**REQUIRED WORK:**
Return only the count of lines in which the word "color" appears.

**EXERCISE DATA:**

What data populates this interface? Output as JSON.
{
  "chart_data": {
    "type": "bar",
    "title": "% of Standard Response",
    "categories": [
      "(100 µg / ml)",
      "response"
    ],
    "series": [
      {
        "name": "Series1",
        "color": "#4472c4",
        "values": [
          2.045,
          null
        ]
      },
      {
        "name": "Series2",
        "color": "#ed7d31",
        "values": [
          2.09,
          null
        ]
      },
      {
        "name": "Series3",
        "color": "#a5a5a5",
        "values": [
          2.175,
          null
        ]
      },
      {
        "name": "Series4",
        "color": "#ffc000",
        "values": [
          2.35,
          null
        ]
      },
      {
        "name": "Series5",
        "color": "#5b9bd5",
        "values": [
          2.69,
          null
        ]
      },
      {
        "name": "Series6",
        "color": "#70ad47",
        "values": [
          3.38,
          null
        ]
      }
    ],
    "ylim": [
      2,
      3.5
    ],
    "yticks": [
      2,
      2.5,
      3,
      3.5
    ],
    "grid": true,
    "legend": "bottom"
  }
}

**WRITTEN RESPONSE:**
6